Supplied material
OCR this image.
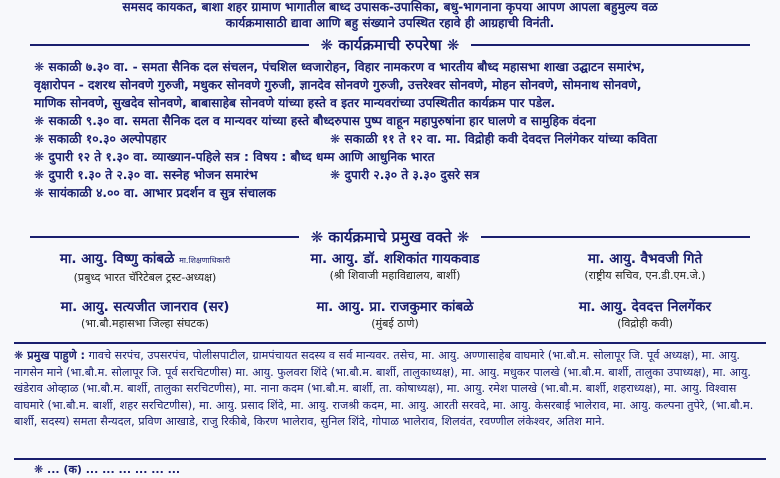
समसद कायकत, बाशा शहर ग्रामाण भागातील बाध्द उपासक-उपासिका, बधु-भागनाना कृपया आपण आपला बहुमुल्य वळ
कार्यक्रमासाठी द्यावा आणि बहु संख्याने उपस्थित रहावे ही आग्रहाची विनंती.
❋ कार्यक्रमाची रुपरेषा ❋
❋ सकाळी ७.३० वा. - समता सैनिक दल संचलन, पंचशिल ध्वजारोहन, विहार नामकरण व भारतीय बौध्द महासभा शाखा उद्घाटन समारंभ,
वृक्षारोपन - दशरथ सोनवणे गुरुजी, मधुकर सोनवणे गुरुजी, ज्ञानदेव सोनवणे गुरुजी, उत्तरेश्वर सोनवणे, मोहन सोनवणे, सोमनाथ सोनवणे,
माणिक सोनवणे, सुखदेव सोनवणे, बाबासाहेब सोनवणे यांच्या हस्ते व इतर मान्यवरांच्या उपस्थितीत कार्यक्रम पार पडेल.
❋ सकाळी ९.३० वा. समता सैनिक दल व मान्यवर यांच्या हस्ते बौध्दरुपास पुष्प वाहून महापुरुषांना हार घालणे व सामुहिक वंदना
❋ सकाळी १०.३० अल्पोपहार	❋ सकाळी ११ ते १२ वा. मा. विद्रोही कवी देवदत्त निलंगेकर यांच्या कविता
❋ दुपारी १२ ते १.३० वा. व्याख्यान-पहिले सत्र : विषय : बौध्द धम्म आणि आधुनिक भारत
❋ दुपारी १.३० ते २.३० वा. सस्नेह भोजन समारंभ	❋ दुपारी २.३० ते ३.३० दुसरे सत्र
❋ सायंकाळी ४.०० वा. आभार प्रदर्शन व सुत्र संचालक
❋ कार्यक्रमाचे प्रमुख वक्ते ❋
मा. आयु. विष्णु कांबळे मा.शिक्षणाधिकारी
(प्रबुध्द भारत चॅरिटेबल ट्रस्ट-अध्यक्ष)
मा. आयु. डॉ. शशिकांत गायकवाड
(श्री शिवाजी महाविद्यालय, बार्शी)
मा. आयु. वैभवजी गिते
(राष्ट्रीय सचिव, एन.डी.एम.जे.)
मा. आयु. सत्यजीत जानराव (सर)
(भा.बौ.महासभा जिल्हा संघटक)
मा. आयु. प्रा. राजकुमार कांबळे
(मुंबई ठाणे)
मा. आयु. देवदत्त निलगेंकर
(विद्रोही कवी)
❋ प्रमुख पाहुणे : गावचे सरपंच, उपसरपंच, पोलीसपाटील, ग्रामपंचायत सदस्य व सर्व मान्यवर. तसेच, मा. आयु. अण्णासाहेब वाघमारे (भा.बौ.म. सोलापूर जि. पूर्व अध्यक्ष), मा. आयु. नागसेन माने (भा.बौ.म. सोलापूर जि. पूर्व सरचिटणीस) मा. आयु. फुलवरा शिंदे (भा.बौ.म. बार्शी, तालुकाध्यक्ष), मा. आयु. मधुकर पालखे (भा.बौ.म. बार्शी, तालुका उपाध्यक्ष), मा. आयु. खंडेराव ओव्हाळ (भा.बौ.म. बार्शी, तालुका सरचिटणीस), मा. नाना कदम (भा.बौ.म. बार्शी, ता. कोषाध्यक्ष), मा. आयु. रमेश पालखे (भा.बौ.म. बार्शी, शहराध्यक्ष), मा. आयु. विश्वास वाघमारे (भा.बौ.म. बार्शी, शहर सरचिटणीस), मा. आयु. प्रसाद शिंदे, मा. आयु. राजश्री कदम, मा. आयु. आरती सरवदे, मा. आयु. केसरबाई भालेराव, मा. आयु. कल्पना तुपेरे, (भा.बौ.म. बार्शी, सदस्य) समता सैन्यदल, प्रविण आखाडे, राजु रिकीबे, किरण भालेराव, सुनिल शिंदे, गोपाळ भालेराव, शिलवंत, रवण्णील लंकेश्वर, अतिश माने.
❋ ... (क) ... ... ... ... ... ...
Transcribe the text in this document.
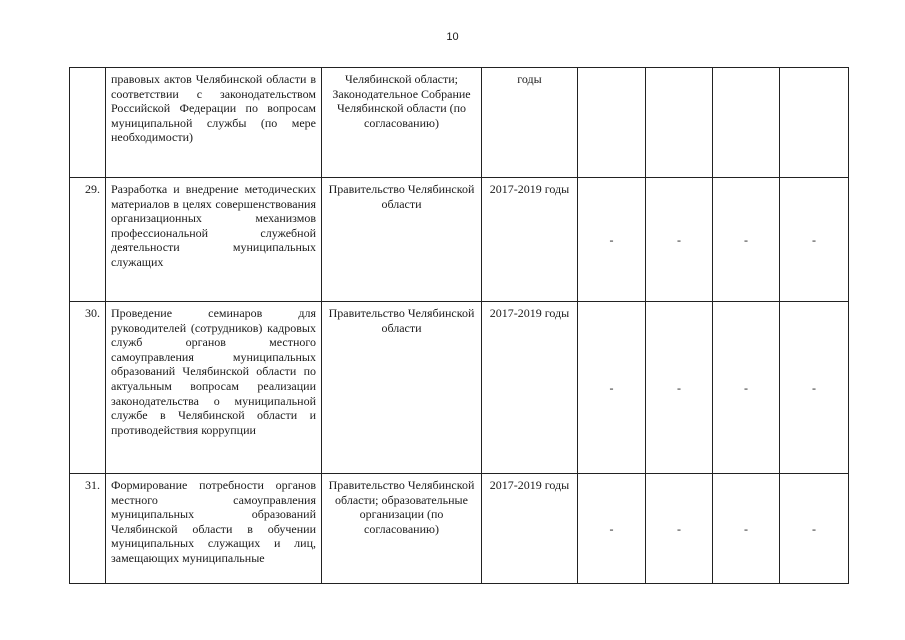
10
	правовых актов Челябинской области в соответствии с законодательством Российской Федерации по вопросам муниципальной службы (по мере необходимости)	Челябинской области; Законодательное Собрание Челябинской области (по согласованию)	годы				
29.	Разработка и внедрение методических материалов в целях совершенствования организационных механизмов профессиональной служебной деятельности муниципальных служащих	Правительство Челябинской области	2017-2019 годы	-	-	-	-
30.	Проведение семинаров для руководителей (сотрудников) кадровых служб органов местного самоуправления муниципальных образований Челябинской области по актуальным вопросам реализации законодательства о муниципальной службе в Челябинской области и противодействия коррупции	Правительство Челябинской области	2017-2019 годы	-	-	-	-
31.	Формирование потребности органов местного самоуправления муниципальных образований Челябинской области в обучении муниципальных служащих и лиц, замещающих муниципальные	Правительство Челябинской области; образовательные организации (по согласованию)	2017-2019 годы	-	-	-	-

Task
Out of the material above, gather each line where "служащих" appears.

Result of the exercise
29.	Разработка и внедрение методических материалов в целях совершенствования организационных механизмов профессиональной служебной деятельности муниципальных служащих	Правительство Челябинской области	2017-2019 годы	-	-	-	-
31.	Формирование потребности органов местного самоуправления муниципальных образований Челябинской области в обучении муниципальных служащих и лиц, замещающих муниципальные	Правительство Челябинской области; образовательные организации (по согласованию)	2017-2019 годы	-	-	-	-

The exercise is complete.